→ Required work: The listing below should be written out exactly; please include all of it.

* Start *

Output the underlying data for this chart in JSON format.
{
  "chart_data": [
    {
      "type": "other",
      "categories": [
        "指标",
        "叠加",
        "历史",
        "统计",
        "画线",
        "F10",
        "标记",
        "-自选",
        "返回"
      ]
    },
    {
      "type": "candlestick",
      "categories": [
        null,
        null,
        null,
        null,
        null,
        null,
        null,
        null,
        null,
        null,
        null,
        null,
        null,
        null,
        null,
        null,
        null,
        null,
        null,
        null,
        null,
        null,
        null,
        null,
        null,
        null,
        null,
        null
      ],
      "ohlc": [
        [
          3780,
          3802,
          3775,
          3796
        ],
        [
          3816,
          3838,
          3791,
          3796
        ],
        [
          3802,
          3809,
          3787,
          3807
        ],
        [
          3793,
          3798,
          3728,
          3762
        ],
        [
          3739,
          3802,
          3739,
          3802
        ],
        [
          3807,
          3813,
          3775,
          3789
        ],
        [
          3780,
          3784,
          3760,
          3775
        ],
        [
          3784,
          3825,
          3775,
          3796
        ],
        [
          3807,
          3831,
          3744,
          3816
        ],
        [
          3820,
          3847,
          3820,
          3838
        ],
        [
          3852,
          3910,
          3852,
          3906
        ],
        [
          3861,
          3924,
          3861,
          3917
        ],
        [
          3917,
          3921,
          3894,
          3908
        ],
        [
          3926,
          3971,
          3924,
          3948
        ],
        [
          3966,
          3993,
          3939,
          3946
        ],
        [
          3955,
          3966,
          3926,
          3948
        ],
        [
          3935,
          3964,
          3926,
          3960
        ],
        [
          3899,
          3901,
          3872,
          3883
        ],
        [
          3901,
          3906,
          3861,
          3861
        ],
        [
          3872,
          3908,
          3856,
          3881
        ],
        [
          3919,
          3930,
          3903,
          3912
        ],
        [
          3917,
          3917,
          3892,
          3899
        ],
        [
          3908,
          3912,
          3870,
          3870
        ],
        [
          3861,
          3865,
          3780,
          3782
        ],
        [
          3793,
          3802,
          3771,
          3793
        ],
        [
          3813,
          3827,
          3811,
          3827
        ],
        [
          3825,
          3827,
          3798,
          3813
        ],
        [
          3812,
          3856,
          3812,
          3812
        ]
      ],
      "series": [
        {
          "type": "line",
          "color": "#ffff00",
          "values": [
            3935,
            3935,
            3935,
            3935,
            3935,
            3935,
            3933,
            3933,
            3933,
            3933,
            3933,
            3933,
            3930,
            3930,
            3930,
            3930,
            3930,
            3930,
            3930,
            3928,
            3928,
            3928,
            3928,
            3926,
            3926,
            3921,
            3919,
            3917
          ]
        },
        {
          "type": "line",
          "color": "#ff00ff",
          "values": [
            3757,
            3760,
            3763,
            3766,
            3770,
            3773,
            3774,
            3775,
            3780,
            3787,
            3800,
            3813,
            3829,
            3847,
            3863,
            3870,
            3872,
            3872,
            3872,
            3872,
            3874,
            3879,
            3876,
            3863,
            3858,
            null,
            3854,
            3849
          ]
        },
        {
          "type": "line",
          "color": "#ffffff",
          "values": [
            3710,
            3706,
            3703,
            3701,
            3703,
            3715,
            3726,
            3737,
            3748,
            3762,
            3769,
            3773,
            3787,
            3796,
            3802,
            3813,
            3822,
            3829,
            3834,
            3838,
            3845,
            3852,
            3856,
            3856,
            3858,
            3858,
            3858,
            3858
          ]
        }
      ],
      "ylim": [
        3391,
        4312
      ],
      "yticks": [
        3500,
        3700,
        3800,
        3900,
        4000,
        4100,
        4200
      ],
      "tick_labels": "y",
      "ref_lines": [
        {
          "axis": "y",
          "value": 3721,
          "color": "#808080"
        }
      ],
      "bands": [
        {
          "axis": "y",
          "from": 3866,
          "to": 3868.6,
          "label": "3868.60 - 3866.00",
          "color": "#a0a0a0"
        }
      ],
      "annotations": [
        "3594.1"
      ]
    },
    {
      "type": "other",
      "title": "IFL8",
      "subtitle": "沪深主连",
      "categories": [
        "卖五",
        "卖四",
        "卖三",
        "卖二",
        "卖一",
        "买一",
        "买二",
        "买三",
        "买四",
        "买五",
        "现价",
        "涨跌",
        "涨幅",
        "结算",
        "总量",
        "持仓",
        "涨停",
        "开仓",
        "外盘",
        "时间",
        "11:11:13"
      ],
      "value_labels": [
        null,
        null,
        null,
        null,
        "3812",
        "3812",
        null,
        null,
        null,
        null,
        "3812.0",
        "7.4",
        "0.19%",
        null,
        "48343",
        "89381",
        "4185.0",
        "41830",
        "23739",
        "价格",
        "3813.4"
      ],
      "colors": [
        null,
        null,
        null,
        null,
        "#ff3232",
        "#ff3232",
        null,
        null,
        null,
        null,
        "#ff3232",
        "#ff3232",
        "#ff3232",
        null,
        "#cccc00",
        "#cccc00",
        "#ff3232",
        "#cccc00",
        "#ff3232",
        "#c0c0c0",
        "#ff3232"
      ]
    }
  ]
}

* End *

→ Task response:
Output the underlying data for this chart in JSON format.
{
  "chart_data": [
    {
      "type": "other",
      "categories": [
        "指标",
        "叠加",
        "历史",
        "统计",
        "画线",
        "F10",
        "标记",
        "-自选",
        "返回"
      ]
    },
    {
      "type": "candlestick",
      "categories": [
        null,
        null,
        null,
        null,
        null,
        null,
        null,
        null,
        null,
        null,
        null,
        null,
        null,
        null,
        null,
        null,
        null,
        null,
        null,
        null,
        null,
        null,
        null,
        null,
        null,
        null,
        null,
        null
      ],
      "ohlc": [
        [
          3780,
          3802,
          3775,
          3796
        ],
        [
          3816,
          3838,
          3791,
          3796
        ],
        [
          3802,
          3809,
          3787,
          3807
        ],
        [
          3793,
          3798,
          3728,
          3762
        ],
        [
          3739,
          3802,
          3739,
          3802
        ],
        [
          3807,
          3813,
          3775,
          3789
        ],
        [
          3780,
          3784,
          3760,
          3775
        ],
        [
          3784,
          3825,
          3775,
          3796
        ],
        [
          3807,
          3831,
          3744,
          3816
        ],
        [
          3820,
          3847,
          3820,
          3838
        ],
        [
          3852,
          3910,
          3852,
          3906
        ],
        [
          3861,
          3924,
          3861,
          3917
        ],
        [
          3917,
          3921,
          3894,
          3908
        ],
        [
          3926,
          3971,
          3924,
          3948
        ],
        [
          3966,
          3993,
          3939,
          3946
        ],
        [
          3955,
          3966,
          3926,
          3948
        ],
        [
          3935,
          3964,
          3926,
          3960
        ],
        [
          3899,
          3901,
          3872,
          3883
        ],
        [
          3901,
          3906,
          3861,
          3861
        ],
        [
          3872,
          3908,
          3856,
          3881
        ],
        [
          3919,
          3930,
          3903,
          3912
        ],
        [
          3917,
          3917,
          3892,
          3899
        ],
        [
          3908,
          3912,
          3870,
          3870
        ],
        [
          3861,
          3865,
          3780,
          3782
        ],
        [
          3793,
          3802,
          3771,
          3793
        ],
        [
          3813,
          3827,
          3811,
          3827
        ],
        [
          3825,
          3827,
          3798,
          3813
        ],
        [
          3812,
          3856,
          3812,
          3812
        ]
      ],
      "series": [
        {
          "type": "line",
          "color": "#ffff00",
          "values": [
            3935,
            3935,
            3935,
            3935,
            3935,
            3935,
            3933,
            3933,
            3933,
            3933,
            3933,
            3933,
            3930,
            3930,
            3930,
            3930,
            3930,
            3930,
            3930,
            3928,
            3928,
            3928,
            3928,
            3926,
            3926,
            3921,
            3919,
            3917
          ]
        },
        {
          "type": "line",
          "color": "#ff00ff",
          "values": [
            3757,
            3760,
            3763,
            3766,
            3770,
            3773,
            3774,
            3775,
            3780,
            3787,
            3800,
            3813,
            3829,
            3847,
            3863,
            3870,
            3872,
            3872,
            3872,
            3872,
            3874,
            3879,
            3876,
            3863,
            3858,
            null,
            3854,
            3849
          ]
        },
        {
          "type": "line",
          "color": "#ffffff",
          "values": [
            3710,
            3706,
            3703,
            3701,
            3703,
            3715,
            3726,
            3737,
            3748,
            3762,
            3769,
            3773,
            3787,
            3796,
            3802,
            3813,
            3822,
            3829,
            3834,
            3838,
            3845,
            3852,
            3856,
            3856,
            3858,
            3858,
            3858,
            3858
          ]
        }
      ],
      "ylim": [
        3391,
        4312
      ],
      "yticks": [
        3500,
        3700,
        3800,
        3900,
        4000,
        4100,
        4200
      ],
      "tick_labels": "y",
      "ref_lines": [
        {
          "axis": "y",
          "value": 3721,
          "color": "#808080"
        }
      ],
      "bands": [
        {
          "axis": "y",
          "from": 3866,
          "to": 3868.6,
          "label": "3868.60 - 3866.00",
          "color": "#a0a0a0"
        }
      ],
      "annotations": [
        "3594.1"
      ]
    },
    {
      "type": "other",
      "title": "IFL8",
      "subtitle": "沪深主连",
      "categories": [
        "卖五",
        "卖四",
        "卖三",
        "卖二",
        "卖一",
        "买一",
        "买二",
        "买三",
        "买四",
        "买五",
        "现价",
        "涨跌",
        "涨幅",
        "结算",
        "总量",
        "持仓",
        "涨停",
        "开仓",
        "外盘",
        "时间",
        "11:11:13"
      ],
      "value_labels": [
        null,
        null,
        null,
        null,
        "3812",
        "3812",
        null,
        null,
        null,
        null,
        "3812.0",
        "7.4",
        "0.19%",
        null,
        "48343",
        "89381",
        "4185.0",
        "41830",
        "23739",
        "价格",
        "3813.4"
      ],
      "colors": [
        null,
        null,
        null,
        null,
        "#ff3232",
        "#ff3232",
        null,
        null,
        null,
        null,
        "#ff3232",
        "#ff3232",
        "#ff3232",
        null,
        "#cccc00",
        "#cccc00",
        "#ff3232",
        "#cccc00",
        "#ff3232",
        "#c0c0c0",
        "#ff3232"
      ]
    }
  ]
}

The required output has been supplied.